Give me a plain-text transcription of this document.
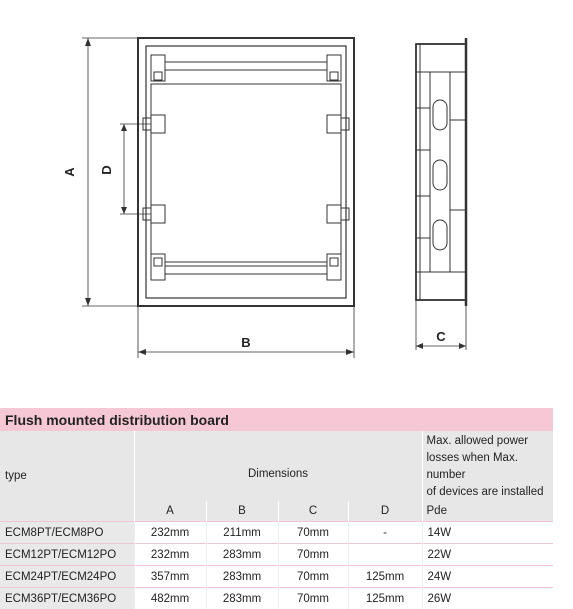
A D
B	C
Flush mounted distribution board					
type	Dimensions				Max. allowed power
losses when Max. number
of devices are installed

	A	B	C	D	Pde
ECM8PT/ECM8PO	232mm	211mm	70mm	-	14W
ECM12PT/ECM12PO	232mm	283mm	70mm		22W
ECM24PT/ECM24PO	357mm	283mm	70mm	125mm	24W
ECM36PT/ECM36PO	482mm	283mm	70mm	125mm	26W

_ _ _ _ _ _ _

Work to do - Go back to the records above and write them out exactly, without the pictures.

Exercise output -
Give me a plain-text transcription of this document.
A D
B	C
Flush mounted distribution board					
type	Dimensions				Max. allowed power
losses when Max. number
of devices are installed

	A	B	C	D	Pde
ECM8PT/ECM8PO	232mm	211mm	70mm	-	14W
ECM12PT/ECM12PO	232mm	283mm	70mm		22W
ECM24PT/ECM24PO	357mm	283mm	70mm	125mm	24W
ECM36PT/ECM36PO	482mm	283mm	70mm	125mm	26W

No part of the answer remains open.